═══ RECORD EXTRACTS ═══

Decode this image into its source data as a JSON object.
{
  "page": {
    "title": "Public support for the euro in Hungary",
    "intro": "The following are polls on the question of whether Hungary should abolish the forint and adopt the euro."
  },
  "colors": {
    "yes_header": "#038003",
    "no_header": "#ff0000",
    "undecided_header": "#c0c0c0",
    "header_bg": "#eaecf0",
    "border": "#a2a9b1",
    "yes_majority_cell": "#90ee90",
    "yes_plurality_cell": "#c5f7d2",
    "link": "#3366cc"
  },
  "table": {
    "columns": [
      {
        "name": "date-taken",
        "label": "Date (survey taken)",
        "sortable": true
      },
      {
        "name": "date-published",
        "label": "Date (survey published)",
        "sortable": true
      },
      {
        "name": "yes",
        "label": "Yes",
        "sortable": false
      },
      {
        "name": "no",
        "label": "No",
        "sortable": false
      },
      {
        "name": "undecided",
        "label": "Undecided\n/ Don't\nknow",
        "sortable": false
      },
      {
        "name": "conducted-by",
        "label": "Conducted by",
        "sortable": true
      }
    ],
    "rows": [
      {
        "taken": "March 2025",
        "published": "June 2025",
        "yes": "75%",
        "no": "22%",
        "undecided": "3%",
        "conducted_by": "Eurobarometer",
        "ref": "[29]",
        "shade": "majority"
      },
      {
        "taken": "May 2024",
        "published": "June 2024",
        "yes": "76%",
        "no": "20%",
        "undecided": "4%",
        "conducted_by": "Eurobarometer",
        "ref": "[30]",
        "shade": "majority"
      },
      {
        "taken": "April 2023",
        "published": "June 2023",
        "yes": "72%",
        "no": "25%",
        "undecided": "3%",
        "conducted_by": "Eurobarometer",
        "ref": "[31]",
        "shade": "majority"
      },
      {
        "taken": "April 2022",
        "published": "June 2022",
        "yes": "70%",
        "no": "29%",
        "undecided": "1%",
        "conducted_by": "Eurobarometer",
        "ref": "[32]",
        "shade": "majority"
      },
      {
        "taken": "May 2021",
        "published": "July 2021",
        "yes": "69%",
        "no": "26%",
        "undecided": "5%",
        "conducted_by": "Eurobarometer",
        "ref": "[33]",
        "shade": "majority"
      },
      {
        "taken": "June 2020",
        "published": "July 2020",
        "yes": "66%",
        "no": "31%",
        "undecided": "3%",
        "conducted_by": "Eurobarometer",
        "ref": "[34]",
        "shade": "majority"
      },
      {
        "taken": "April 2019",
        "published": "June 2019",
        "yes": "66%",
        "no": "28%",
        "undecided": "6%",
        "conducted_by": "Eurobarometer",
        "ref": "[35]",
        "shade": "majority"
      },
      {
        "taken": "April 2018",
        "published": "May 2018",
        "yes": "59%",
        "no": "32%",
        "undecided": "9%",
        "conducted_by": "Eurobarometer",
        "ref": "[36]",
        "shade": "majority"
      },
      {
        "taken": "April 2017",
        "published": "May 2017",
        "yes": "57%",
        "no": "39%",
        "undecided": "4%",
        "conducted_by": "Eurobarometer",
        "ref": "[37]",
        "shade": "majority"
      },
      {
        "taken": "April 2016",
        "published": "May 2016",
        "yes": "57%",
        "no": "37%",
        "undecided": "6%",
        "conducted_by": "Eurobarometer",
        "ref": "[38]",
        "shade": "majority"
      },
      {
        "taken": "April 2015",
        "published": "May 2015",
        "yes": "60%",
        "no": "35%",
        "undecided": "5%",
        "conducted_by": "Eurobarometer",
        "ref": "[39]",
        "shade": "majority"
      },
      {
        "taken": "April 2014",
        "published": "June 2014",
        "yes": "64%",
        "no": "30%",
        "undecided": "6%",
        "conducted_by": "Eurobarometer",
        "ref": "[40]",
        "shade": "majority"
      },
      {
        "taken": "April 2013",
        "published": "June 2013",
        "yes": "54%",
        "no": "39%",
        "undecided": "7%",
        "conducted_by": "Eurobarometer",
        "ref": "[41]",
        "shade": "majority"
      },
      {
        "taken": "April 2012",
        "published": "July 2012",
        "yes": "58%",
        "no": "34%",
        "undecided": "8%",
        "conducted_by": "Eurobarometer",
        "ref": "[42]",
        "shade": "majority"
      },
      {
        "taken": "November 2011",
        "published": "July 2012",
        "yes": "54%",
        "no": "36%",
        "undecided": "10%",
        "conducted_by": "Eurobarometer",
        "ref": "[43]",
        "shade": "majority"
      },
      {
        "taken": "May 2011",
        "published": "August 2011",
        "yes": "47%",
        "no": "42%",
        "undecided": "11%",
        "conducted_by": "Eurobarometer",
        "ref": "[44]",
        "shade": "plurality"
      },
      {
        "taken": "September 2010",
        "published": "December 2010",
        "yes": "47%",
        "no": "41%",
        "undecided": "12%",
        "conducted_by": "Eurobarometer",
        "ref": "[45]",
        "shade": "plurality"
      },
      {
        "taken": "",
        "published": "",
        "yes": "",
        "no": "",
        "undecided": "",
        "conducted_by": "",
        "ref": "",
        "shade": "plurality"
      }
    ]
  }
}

═══

▸ **WHAT YOU ARE ASKED TO DO**
From the records, copy every line that has the string "label" in it.

▸ **RESPONSE BELOW**
        "label": "Date (survey taken)",
        "label": "Date (survey published)",
        "label": "Yes",
        "label": "No",
        "label": "Undecided\n/ Don't\nknow",
        "label": "Conducted by",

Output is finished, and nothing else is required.